Survivor (Survival Action): Doe and Gratuitous Care Edition

In the recent decision Williams v. The Pep Boys Manny Moe & Jack of Cal., a California court of appeal addressed four important topics that defendants frequently confront:

  1. How to defeat a plaintiff’s attempt to name defendants late as “Does.”
  2. A not-so-welcome restatement that economic damages include nursing services gratuitously provided by family members.
  3. A welcome ruling that recoverable damages in a survival action are limited to damages incurred before death.
  4. A reminder that a settlement offer to multiple plaintiffs will not qualify for cost-shifting, even if plaintiffs fail to “beat” the offer at trial, unless the offer is apportioned among plaintiffs and is not conditioned on acceptance by all.

1. “Doe” defendants, plaintiff’s knowledge and statute of limitations.

Like most jurisdictions, California allows plaintiffs to amend their complaint to designate a defendant unknown to plaintiff at the time of filing the complaint, usually designated as “Doe.” (Cal. Code Civ. Proc., § 474.) An amendment made pursuant to this section will “relate back,” i.e. be deemed to have been filed at the same time as the original complaint, if made within three years of the original complaint, even if the statute of limitations ran in the interim.

Williams stressed that the Doe defendant procedure is “‘available only when the plaintiff is actually ignorant of the facts establishing a cause of action against the party to be substituted for a Doe.’” In other words, “[i]gnorance of the facts giving rise to a cause of action is the ‘ignorance’ required by section 474, and the pivotal question is ‘did plaintiff know facts’ not ‘did plaintiff know or believe that he had a cause of action based on those facts?’”

In Williams, plaintiffs knew before they filed the original complaint that their father died of mesothelioma, that asbestos was the cause of the mesothelioma, and that the father purchased defendant’s asbestos-containing products. They “knew most of the story.” This was enough that the Court of Appeal affirmed the trial court’s decision to dismiss the wrongful death claims as outside the statute of limitations.

• Directive 1
According to the post on the Williams decision, why did the Court of Appeal affirm the dismissal of the wrongful death claims? Answer in one to three sentences.
The rows have no connection to the post on the Williams decision.

Dataset items
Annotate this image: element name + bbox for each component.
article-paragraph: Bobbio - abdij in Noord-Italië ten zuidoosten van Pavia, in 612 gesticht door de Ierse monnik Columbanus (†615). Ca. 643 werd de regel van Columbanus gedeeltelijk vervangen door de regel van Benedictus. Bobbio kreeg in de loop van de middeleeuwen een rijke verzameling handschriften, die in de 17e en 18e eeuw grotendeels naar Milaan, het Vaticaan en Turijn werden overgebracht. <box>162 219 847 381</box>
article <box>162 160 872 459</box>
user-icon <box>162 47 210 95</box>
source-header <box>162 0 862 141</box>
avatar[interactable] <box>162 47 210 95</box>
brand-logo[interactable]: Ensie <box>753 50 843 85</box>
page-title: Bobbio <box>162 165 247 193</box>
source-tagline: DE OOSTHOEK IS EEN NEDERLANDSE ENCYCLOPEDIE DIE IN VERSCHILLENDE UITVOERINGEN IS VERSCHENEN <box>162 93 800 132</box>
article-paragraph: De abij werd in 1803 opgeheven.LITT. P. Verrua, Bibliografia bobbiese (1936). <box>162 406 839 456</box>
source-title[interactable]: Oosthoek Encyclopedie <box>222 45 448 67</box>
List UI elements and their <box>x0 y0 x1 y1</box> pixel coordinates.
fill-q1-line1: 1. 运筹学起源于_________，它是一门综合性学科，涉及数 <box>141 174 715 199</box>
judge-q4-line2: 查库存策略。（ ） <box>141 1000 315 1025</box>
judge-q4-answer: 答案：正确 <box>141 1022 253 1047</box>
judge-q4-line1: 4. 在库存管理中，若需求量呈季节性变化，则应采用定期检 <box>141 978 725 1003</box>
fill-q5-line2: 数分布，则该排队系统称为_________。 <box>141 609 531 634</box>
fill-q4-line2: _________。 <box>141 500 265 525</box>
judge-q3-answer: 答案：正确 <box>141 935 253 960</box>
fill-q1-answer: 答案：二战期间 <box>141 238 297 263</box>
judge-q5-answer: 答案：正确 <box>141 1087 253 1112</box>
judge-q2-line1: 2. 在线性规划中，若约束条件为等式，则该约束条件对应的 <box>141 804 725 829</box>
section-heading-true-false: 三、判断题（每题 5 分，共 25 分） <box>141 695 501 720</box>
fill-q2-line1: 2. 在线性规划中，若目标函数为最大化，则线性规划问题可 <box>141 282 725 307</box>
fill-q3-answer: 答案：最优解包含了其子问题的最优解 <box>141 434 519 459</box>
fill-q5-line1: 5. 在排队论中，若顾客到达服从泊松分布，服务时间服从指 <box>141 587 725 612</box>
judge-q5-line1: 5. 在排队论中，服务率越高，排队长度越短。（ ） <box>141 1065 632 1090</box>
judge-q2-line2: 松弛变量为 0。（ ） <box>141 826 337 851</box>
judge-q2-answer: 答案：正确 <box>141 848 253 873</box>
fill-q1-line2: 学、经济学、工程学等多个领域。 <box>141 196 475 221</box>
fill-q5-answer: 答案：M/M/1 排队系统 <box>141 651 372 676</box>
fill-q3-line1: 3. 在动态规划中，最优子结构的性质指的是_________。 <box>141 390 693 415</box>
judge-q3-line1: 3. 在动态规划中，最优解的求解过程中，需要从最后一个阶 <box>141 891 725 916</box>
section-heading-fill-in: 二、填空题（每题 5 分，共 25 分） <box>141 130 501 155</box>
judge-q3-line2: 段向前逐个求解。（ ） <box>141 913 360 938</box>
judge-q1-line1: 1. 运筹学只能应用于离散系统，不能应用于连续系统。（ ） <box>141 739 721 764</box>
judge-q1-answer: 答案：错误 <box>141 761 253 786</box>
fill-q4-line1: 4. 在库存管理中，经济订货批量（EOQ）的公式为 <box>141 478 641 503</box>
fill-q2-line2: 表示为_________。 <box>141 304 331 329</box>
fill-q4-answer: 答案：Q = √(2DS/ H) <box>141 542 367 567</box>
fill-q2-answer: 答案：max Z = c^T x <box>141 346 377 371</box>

• Directive 2
Change "user-icon" to "account-icon" in the dataset rows, starting at the first row and stopping after the row that contains "page-title: Bobbio <box>162 165 247 193</box>", and leave everything else unchanged. Give only those rows.

• Exercise result 1
The Doe procedure applies only when a plaintiff is actually ignorant of the facts that establish a cause of action. The plaintiffs already knew before filing that their father died of mesothelioma, that asbestos caused it, and that he bought the defendant's asbestos-containing products. Because they "knew most of the story," the claims fell outside the statute of limitations.

• Exercise result 2
Annotate this image: element name + bbox for each component.
article-paragraph: Bobbio - abdij in Noord-Italië ten zuidoosten van Pavia, in 612 gesticht door de Ierse monnik Columbanus (†615). Ca. 643 werd de regel van Columbanus gedeeltelijk vervangen door de regel van Benedictus. Bobbio kreeg in de loop van de middeleeuwen een rijke verzameling handschriften, die in de 17e en 18e eeuw grotendeels naar Milaan, het Vaticaan en Turijn werden overgebracht. <box>162 219 847 381</box>
article <box>162 160 872 459</box>
account-icon <box>162 47 210 95</box>
source-header <box>162 0 862 141</box>
avatar[interactable] <box>162 47 210 95</box>
brand-logo[interactable]: Ensie <box>753 50 843 85</box>
page-title: Bobbio <box>162 165 247 193</box>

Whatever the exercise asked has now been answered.